== Document segment

Ocular delivery of different VCP inhibitory formulations prevents retinal degeneration in rhodopsin 255 isoleucine deletion mice

Rhodopsin-mediated autosomal dominant retinitis pigmentosa ( RHO -adRP) is a progressive inherited retinal degenerative disorder currently lacking effective treatments. A recurrent 3-base pair deletion in the RHO gene, resulting in the loss of isoleucine at codon 255 or 256 ( RHO ^ΔI255 or RHO ^ΔI256 ), has been identified in patients from the United Kingdom, Germany, Belgium, China, and Korea, suggesting a broad geographic distribution. This mutation leads to rhodopsin (RHO) misfolding, its retention in the endoplasmic reticulum (ER), and aggregation with wild-type (WT) RHO, ultimately triggering ER stress and photoreceptor degeneration. These aggregates are primarily cleared via the ER-associated degradation (ERAD) pathway, with valosin-containing protein (VCP) playing a key role in their retrotranslocation and proteasomal degradation. Pharmacological or genetic inhibition of VCP has shown neuroprotective effects in other models of adRP, but the poor aqueous solubility of VCP inhibitors and challenges in retinal drug delivery hinders clinical translation.

====

- Work order 1
According to the retinitis pigmentosa abstract, which pathway primarily clears the rhodopsin aggregates?
- Work order 2
Please carry on the retinitis pigmentosa abstract from its final sentence.

== Data extract

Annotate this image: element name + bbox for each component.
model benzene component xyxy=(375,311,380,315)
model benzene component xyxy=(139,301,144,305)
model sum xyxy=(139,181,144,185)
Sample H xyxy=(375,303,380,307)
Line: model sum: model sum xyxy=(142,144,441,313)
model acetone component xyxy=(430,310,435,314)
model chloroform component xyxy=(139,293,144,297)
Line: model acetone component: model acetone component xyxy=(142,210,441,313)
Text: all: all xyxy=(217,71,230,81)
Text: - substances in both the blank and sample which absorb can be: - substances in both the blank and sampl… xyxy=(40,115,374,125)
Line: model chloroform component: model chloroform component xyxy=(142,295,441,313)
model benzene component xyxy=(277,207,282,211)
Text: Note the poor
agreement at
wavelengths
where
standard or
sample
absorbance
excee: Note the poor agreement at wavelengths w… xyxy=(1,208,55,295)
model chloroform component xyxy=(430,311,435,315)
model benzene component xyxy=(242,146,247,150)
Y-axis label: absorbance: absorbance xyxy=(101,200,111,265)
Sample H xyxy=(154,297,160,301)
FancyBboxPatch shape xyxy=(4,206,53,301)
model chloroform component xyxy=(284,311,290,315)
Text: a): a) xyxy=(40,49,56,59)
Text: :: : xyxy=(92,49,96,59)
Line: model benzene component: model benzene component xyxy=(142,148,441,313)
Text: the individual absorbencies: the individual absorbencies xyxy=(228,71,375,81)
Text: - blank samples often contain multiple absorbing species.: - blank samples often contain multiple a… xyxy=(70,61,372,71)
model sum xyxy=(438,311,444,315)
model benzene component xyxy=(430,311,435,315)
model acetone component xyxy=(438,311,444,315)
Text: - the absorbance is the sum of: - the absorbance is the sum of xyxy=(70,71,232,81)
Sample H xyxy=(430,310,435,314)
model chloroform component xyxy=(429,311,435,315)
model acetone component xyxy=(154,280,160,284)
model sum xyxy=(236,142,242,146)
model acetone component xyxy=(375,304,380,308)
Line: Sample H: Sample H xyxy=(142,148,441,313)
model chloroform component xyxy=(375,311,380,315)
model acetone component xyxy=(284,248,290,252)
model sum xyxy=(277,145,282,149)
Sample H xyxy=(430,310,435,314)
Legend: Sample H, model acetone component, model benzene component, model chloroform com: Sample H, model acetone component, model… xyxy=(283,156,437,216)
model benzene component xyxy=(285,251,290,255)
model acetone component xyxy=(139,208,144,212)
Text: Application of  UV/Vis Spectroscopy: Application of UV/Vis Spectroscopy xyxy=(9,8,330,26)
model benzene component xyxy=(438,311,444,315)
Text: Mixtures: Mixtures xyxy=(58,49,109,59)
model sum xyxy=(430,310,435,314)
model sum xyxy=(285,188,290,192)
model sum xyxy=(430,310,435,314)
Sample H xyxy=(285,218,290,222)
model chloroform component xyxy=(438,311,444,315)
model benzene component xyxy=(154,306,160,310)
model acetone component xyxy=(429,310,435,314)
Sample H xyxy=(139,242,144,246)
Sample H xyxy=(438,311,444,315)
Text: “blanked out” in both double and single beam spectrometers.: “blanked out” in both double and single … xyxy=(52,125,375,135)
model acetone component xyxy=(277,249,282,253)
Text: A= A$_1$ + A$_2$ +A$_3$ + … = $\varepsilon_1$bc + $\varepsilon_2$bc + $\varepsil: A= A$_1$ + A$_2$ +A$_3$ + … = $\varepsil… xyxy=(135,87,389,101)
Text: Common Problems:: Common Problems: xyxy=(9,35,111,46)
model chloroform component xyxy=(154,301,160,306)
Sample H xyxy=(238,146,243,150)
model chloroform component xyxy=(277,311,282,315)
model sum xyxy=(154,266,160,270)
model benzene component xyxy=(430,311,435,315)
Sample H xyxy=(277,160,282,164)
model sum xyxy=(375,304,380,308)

====

- Expected output 1
The ER-associated degradation (ERAD) pathway.

- Expected output 2
To overcome these limitations, we evaluated and compared three VCP-targeted therapeutic strategies in Rho ^ΔI255 knock-in mouse retinae: (1) small-molecule inhibitors (ML240, NMS-873) solubilized in DMSO, (2) ML240 encapsulated in monomethoxy-polyethylene glycol (mPEG)-cholane nanoparticles, and (3) small interfering RNA (siRNA) targeting VCP, delivered via magnetic nanoparticles. Neuroprotective effects were assessed in vitro in retinal explants and in vivo following intravitreal injection.

Our findings provide the first evidence that VCP inhibition restores RHO trafficking to the outer segments and prevents photoreceptor cell death in the Rho ^ΔI255 model. Among the three approaches, nanocarrier-encapsulated ML240 exhibited superior efficacy, enabling sustained drug delivery and enhanced photoreceptor protection. These results establish a preclinical proof-of-concept for nanocarrier-mediated VCP inhibition as a promising therapeutic strategy for RHO -adRP and potentially other ER-stress-related retinal degenerations.